Locate each line containing the string "name" and copy it out.

##### Given data #####

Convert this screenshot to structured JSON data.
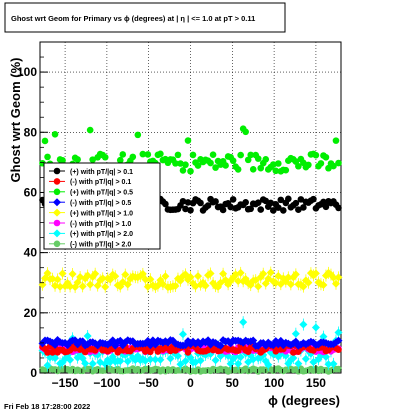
{
  "chart_data": {
    "type": "scatter",
    "title": "Ghost wrt Geom for Primary vs ϕ (degrees) at |   η | <= 1.0 at pT > 0.11",
    "xlabel": "ϕ (degrees)",
    "ylabel": "Ghost wrt Geom (%)",
    "xlim": [
      -180,
      180
    ],
    "ylim": [
      0,
      110
    ],
    "xticks": [
      -150,
      -100,
      -50,
      0,
      50,
      100,
      150
    ],
    "yticks": [
      0,
      20,
      40,
      60,
      80,
      100
    ],
    "xtick_labels": [
      "−150",
      "−100",
      "−50",
      "0",
      "50",
      "100",
      "150"
    ],
    "ytick_labels": [
      "0",
      "20",
      "40",
      "60",
      "80",
      "100"
    ],
    "grid": true,
    "legend_position": "left",
    "series": [
      {
        "name": "(+) with pT/|q| > 0.1",
        "color": "#000000",
        "marker": "circle",
        "level": 56,
        "spread": 2.0
      },
      {
        "name": "(-) with pT/|q| > 0.1",
        "color": "#ff0000",
        "marker": "circle",
        "level": 8,
        "spread": 1.2
      },
      {
        "name": "(+) with pT/|q| > 0.5",
        "color": "#00ee00",
        "marker": "circle",
        "level": 70,
        "spread": 3.0
      },
      {
        "name": "(-) with pT/|q| > 0.5",
        "color": "#0000ff",
        "marker": "diamond",
        "level": 10,
        "spread": 1.0
      },
      {
        "name": "(+) with pT/|q| > 1.0",
        "color": "#ffff00",
        "marker": "diamond",
        "level": 31,
        "spread": 2.5
      },
      {
        "name": "(-) with pT/|q| > 1.0",
        "color": "#ff00ff",
        "marker": "circle",
        "level": 8,
        "spread": 1.0
      },
      {
        "name": "(+) with pT/|q| > 2.0",
        "color": "#00ffff",
        "marker": "diamond",
        "level": 5,
        "spread": 2.5
      },
      {
        "name": "(-) with pT/|q| > 2.0",
        "color": "#66cc66",
        "marker": "circle",
        "level": 1,
        "spread": 0.5
      }
    ]
  },
  "footer": {
    "timestamp": "Fri Feb 18 17:28:00 2022"
  }
}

#####

Response —
        "name": "(+) with pT/|q| > 0.1",
        "name": "(-) with pT/|q| > 0.1",
        "name": "(+) with pT/|q| > 0.5",
        "name": "(-) with pT/|q| > 0.5",
        "name": "(+) with pT/|q| > 1.0",
        "name": "(-) with pT/|q| > 1.0",
        "name": "(+) with pT/|q| > 2.0",
        "name": "(-) with pT/|q| > 2.0",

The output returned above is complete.